>> BEGIN RECORDS FOR THIS TASK

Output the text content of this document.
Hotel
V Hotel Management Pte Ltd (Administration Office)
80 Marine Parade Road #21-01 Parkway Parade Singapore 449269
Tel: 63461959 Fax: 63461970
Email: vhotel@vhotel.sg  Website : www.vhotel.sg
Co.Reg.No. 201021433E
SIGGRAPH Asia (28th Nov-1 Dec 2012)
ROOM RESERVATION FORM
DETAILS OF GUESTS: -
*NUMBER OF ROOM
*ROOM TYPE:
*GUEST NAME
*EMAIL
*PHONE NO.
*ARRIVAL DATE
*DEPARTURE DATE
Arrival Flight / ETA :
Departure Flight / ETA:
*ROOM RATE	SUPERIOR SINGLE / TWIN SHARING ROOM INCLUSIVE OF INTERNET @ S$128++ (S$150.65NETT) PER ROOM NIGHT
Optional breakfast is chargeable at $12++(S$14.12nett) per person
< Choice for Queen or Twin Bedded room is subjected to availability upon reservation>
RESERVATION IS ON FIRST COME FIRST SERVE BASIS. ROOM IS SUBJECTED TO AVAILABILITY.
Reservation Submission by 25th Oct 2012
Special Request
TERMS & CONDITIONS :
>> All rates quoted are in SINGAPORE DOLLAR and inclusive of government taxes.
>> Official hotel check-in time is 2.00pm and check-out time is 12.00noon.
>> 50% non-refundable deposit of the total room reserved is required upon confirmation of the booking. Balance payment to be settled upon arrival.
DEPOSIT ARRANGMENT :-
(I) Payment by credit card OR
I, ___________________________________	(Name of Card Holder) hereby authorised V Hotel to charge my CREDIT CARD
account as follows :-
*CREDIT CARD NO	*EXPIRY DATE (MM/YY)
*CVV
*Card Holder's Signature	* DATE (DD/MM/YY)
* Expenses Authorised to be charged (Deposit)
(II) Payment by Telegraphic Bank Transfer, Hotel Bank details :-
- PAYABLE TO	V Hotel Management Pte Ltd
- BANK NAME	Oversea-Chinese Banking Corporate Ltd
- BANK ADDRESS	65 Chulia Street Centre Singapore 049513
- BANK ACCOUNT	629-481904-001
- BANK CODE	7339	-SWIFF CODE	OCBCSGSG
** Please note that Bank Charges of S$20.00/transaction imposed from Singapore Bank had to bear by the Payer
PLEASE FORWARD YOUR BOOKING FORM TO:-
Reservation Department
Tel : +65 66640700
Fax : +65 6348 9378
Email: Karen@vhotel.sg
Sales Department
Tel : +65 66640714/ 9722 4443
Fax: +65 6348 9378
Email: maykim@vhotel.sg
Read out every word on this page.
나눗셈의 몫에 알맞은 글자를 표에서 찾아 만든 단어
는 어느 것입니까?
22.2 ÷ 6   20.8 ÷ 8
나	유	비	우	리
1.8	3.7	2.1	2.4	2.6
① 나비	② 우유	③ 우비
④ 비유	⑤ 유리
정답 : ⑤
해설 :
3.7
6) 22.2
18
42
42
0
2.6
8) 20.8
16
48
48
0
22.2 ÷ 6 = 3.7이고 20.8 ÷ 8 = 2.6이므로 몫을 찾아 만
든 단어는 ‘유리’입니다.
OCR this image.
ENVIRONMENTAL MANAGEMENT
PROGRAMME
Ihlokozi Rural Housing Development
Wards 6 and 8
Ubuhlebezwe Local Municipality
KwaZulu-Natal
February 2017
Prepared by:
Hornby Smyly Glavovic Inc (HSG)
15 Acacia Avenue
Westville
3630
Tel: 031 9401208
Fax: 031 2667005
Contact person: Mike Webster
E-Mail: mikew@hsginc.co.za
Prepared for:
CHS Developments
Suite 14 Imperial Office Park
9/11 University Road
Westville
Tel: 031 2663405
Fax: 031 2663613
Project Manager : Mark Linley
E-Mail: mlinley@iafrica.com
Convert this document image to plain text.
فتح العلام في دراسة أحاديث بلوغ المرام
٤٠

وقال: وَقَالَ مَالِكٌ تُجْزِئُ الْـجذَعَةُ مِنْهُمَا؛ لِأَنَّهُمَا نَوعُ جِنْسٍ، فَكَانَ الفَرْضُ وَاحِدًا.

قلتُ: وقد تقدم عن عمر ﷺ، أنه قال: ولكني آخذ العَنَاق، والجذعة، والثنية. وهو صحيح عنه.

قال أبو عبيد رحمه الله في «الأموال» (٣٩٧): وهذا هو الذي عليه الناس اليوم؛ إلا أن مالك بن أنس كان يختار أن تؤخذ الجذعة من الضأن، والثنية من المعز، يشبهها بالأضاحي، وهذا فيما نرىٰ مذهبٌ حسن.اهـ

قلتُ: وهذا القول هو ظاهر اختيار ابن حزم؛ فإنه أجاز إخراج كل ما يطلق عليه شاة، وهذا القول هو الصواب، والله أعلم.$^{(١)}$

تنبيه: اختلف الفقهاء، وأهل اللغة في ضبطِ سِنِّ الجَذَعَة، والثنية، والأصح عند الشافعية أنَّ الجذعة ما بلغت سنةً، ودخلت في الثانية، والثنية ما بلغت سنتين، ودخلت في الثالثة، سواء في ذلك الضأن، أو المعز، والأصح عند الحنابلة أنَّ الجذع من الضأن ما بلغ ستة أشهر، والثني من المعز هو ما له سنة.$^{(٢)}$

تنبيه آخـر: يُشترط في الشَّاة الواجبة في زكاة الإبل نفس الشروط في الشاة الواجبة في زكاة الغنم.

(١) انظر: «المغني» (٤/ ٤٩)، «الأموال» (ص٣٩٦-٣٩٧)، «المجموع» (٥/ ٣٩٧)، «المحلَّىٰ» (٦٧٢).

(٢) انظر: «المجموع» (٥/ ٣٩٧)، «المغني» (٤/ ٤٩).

>> END RECORDS FOR THIS TASK

TO DO :: Identify the lines that hold the word "document". Copy every one of them.

ANSWER TO THE TASK ::
Output the text content of this document.
Convert this document image to plain text.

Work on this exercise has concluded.